▸ Task instructions
Where a line contains the word "list", copy that line.

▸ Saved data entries
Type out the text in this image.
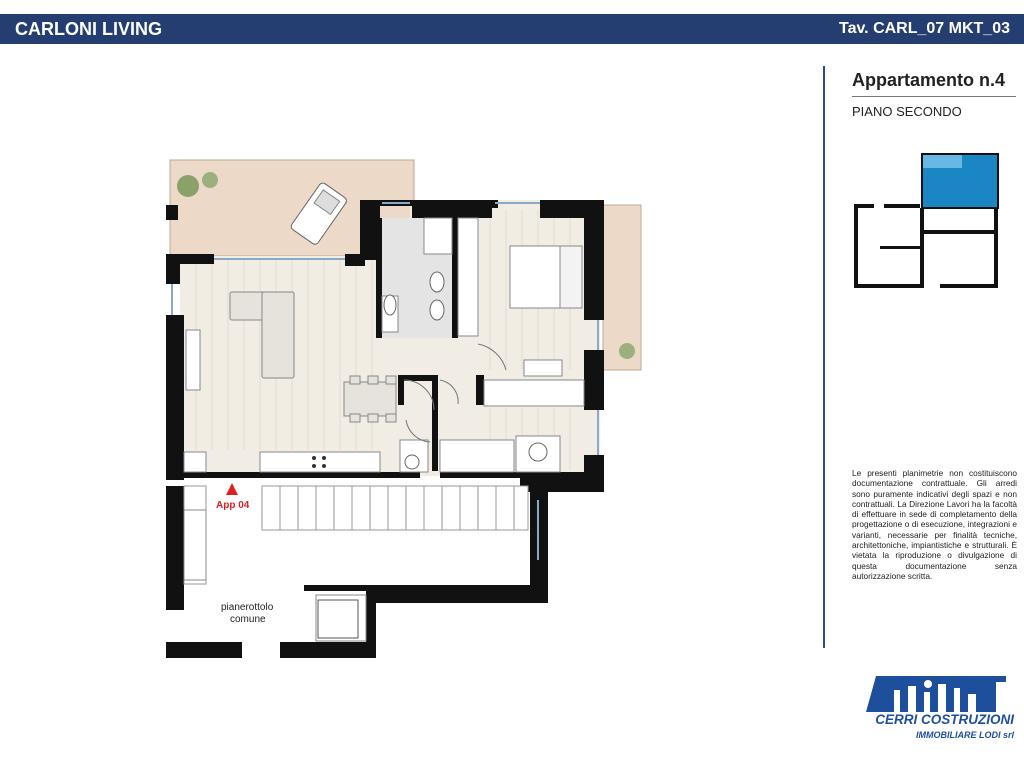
CARLONI LIVING	Tav. CARL_07 MKT_03
App 04
pianerottolo
comune
Appartamento n.4
PIANO SECONDO
Le presenti planimetrie non costituiscono documentazione contrattuale. Gli arredi sono puramente indicativi degli spazi e non contrattuali. La Direzione Lavori ha la facoltà di effettuare in sede di completamento della progettazione o di esecuzione, integrazioni e varianti, necessarie per finalità tecniche, architettoniche, impiantistiche e strutturali. È vietata la riproduzione o divulgazione di questa documentazione senza autorizzazione scritta.
CERRI COSTRUZIONI
IMMOBILIARE LODI srl
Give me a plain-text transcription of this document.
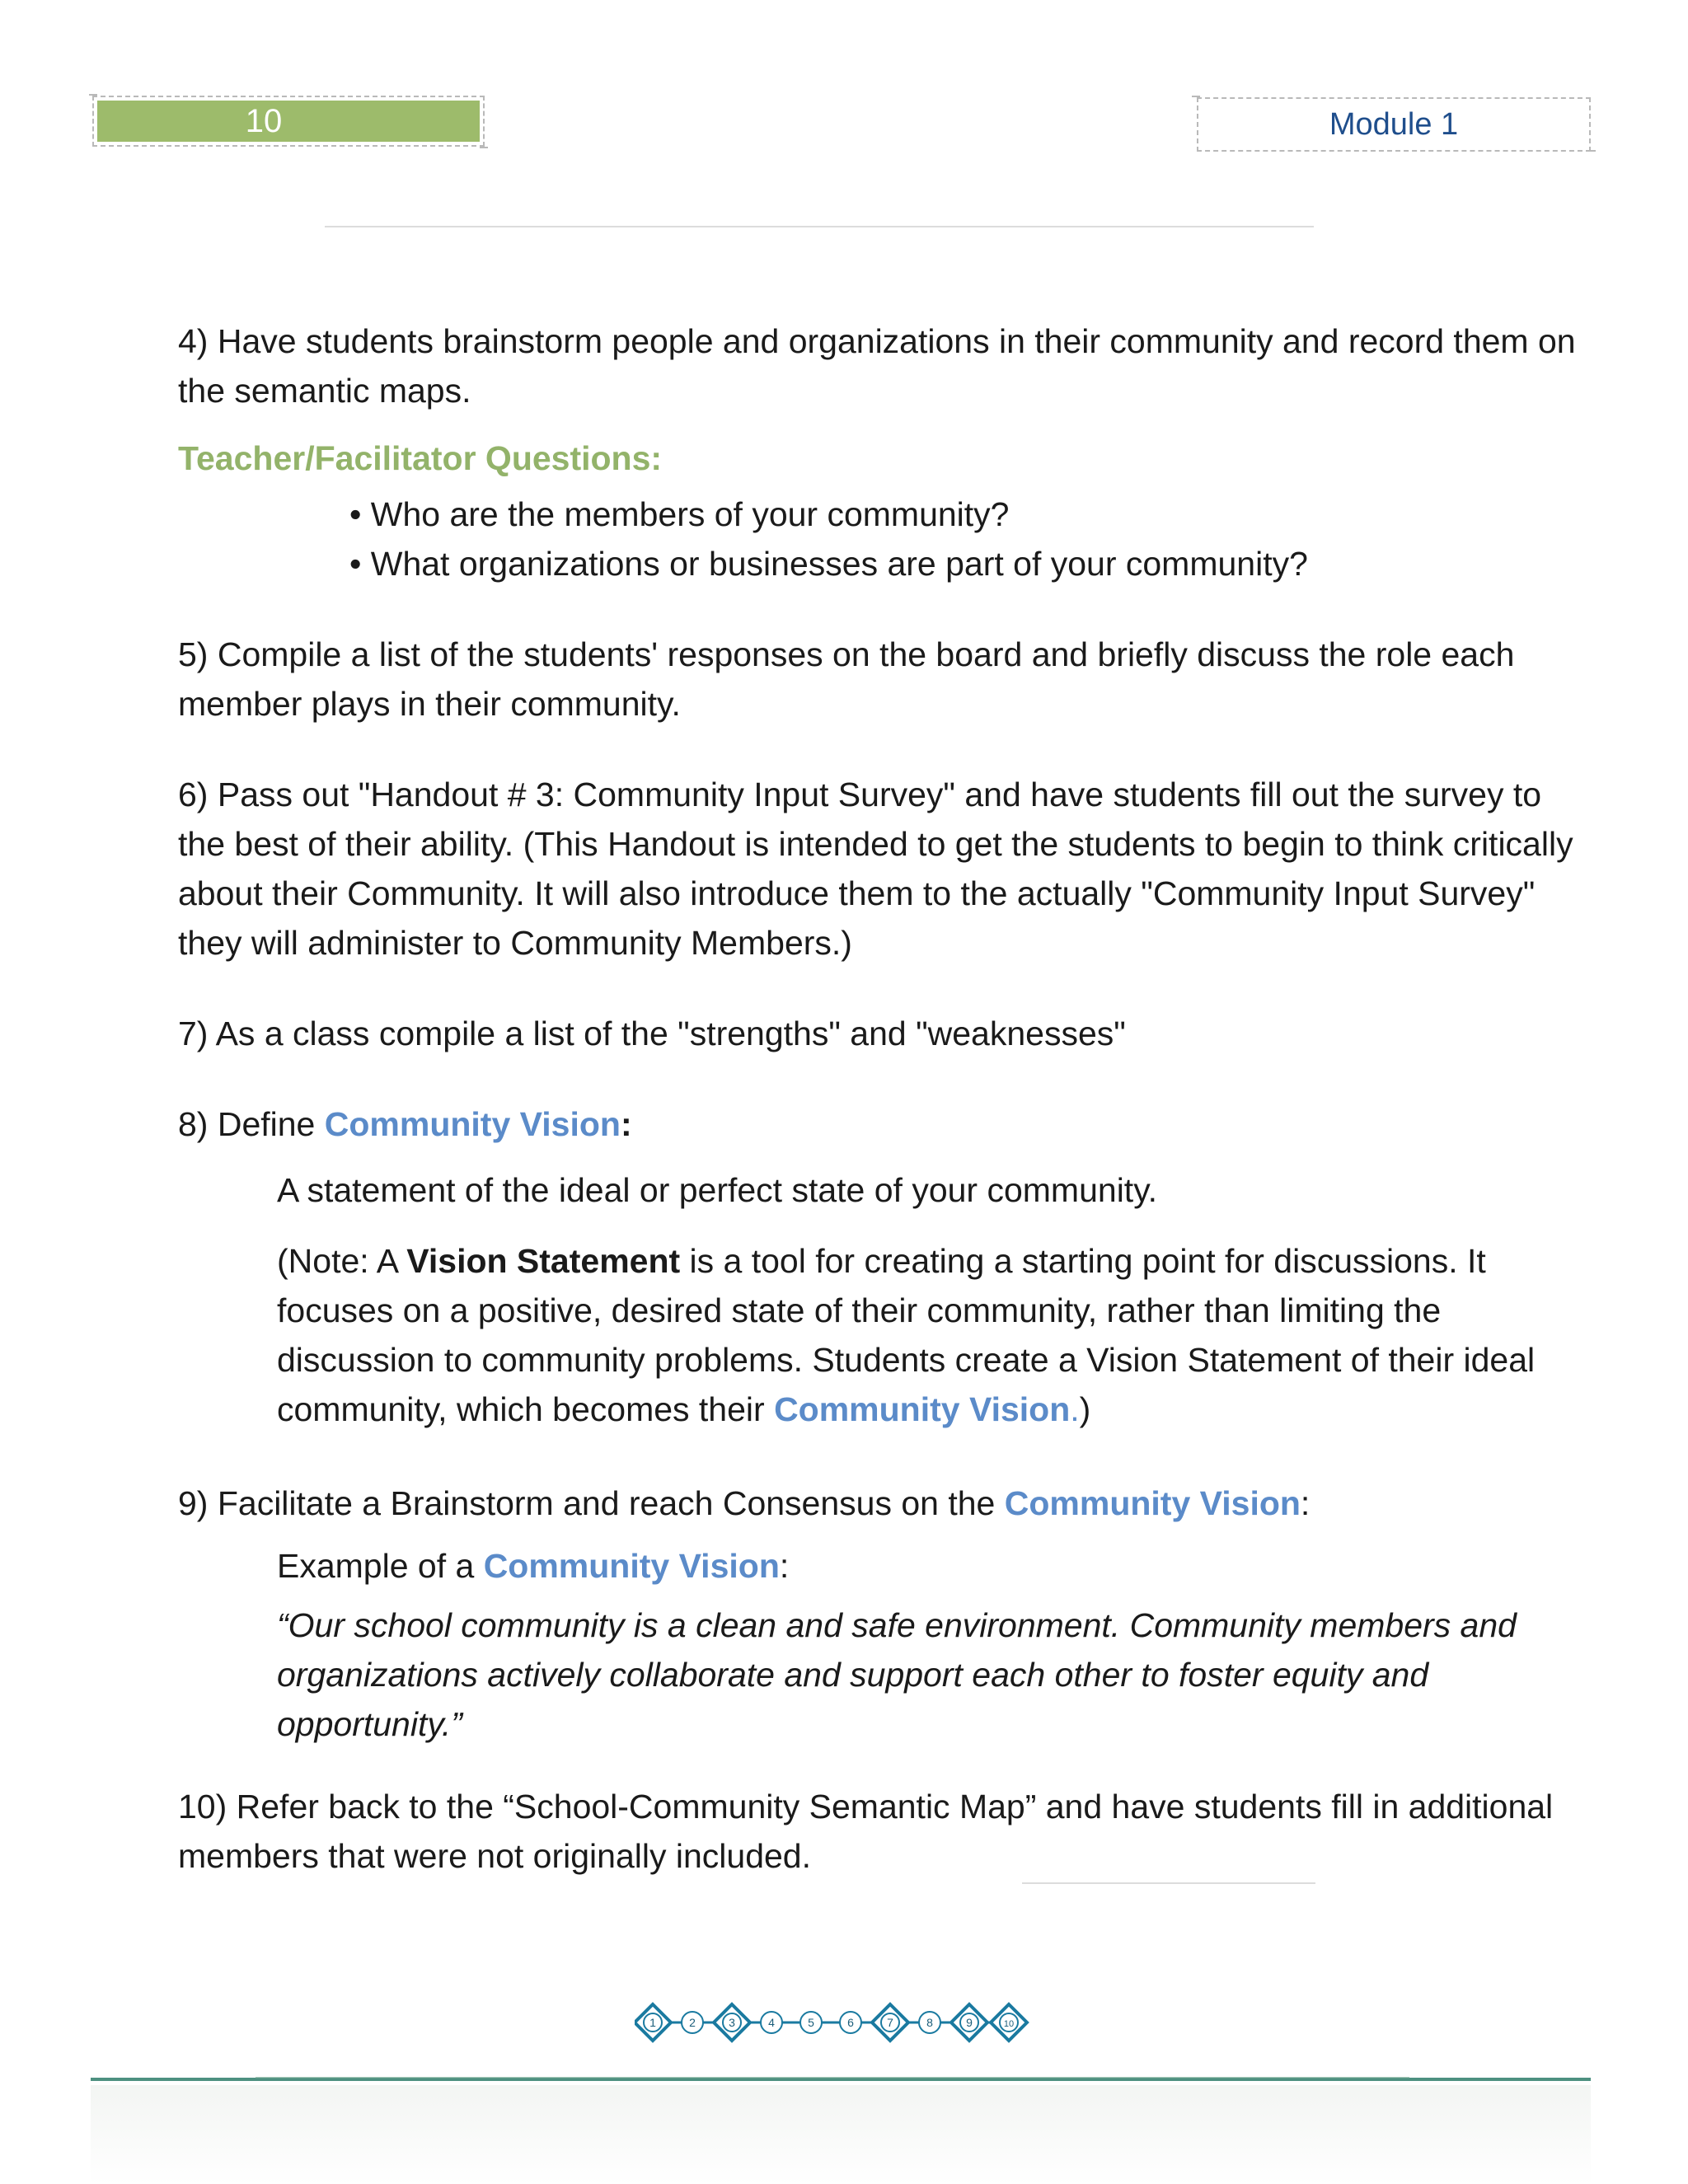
10	Module 1

4) Have students brainstorm people and organizations in their community and record them on the semantic maps.

Teacher/Facilitator Questions:

• Who are the members of your community?

• What organizations or businesses are part of your community?

5) Compile a list of the students' responses on the board and briefly discuss the role each member plays in their community.

6) Pass out "Handout # 3: Community Input Survey" and have students fill out the survey to the best of their ability. (This Handout is intended to get the students to begin to think critically about their Community. It will also introduce them to the actually "Community Input Survey" they will administer to Community Members.)

7) As a class compile a list of the "strengths" and "weaknesses"

8) Define Community Vision:

A statement of the ideal or perfect state of your community.

(Note: A Vision Statement is a tool for creating a starting point for discussions. It focuses on a positive, desired state of their community, rather than limiting the discussion to community problems. Students create a Vision Statement of their ideal community, which becomes their Community Vision.)

9) Facilitate a Brainstorm and reach Consensus on the Community Vision:

Example of a Community Vision:

“Our school community is a clean and safe environment. Community members and organizations actively collaborate and support each other to foster equity and opportunity.”

10) Refer back to the “School-Community Semantic Map” and have students fill in additional members that were not originally included.

1	2	3	4	5	6	7	8	9	10
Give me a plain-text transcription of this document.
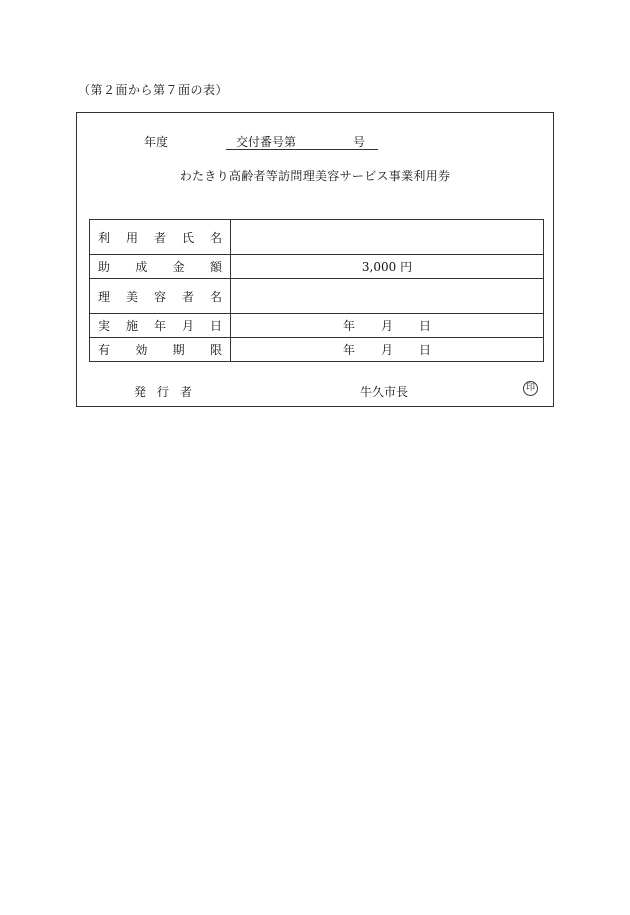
（第２面から第７面の表）
年度	交付番号第	号
わたきり高齢者等訪問理美容サービス事業利用券
利 用 者 氏 名	

助 成 金 額	3,000 円

理 美 容 者 名	

実 施 年 月 日	年 月 日

有 効 期 限	年 月 日
発 行 者	牛久市長	印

▸ Solution
5) Compile a list of the students' responses on the board and briefly discuss the role each member plays in their community.
7) As a class compile a list of the "strengths" and "weaknesses"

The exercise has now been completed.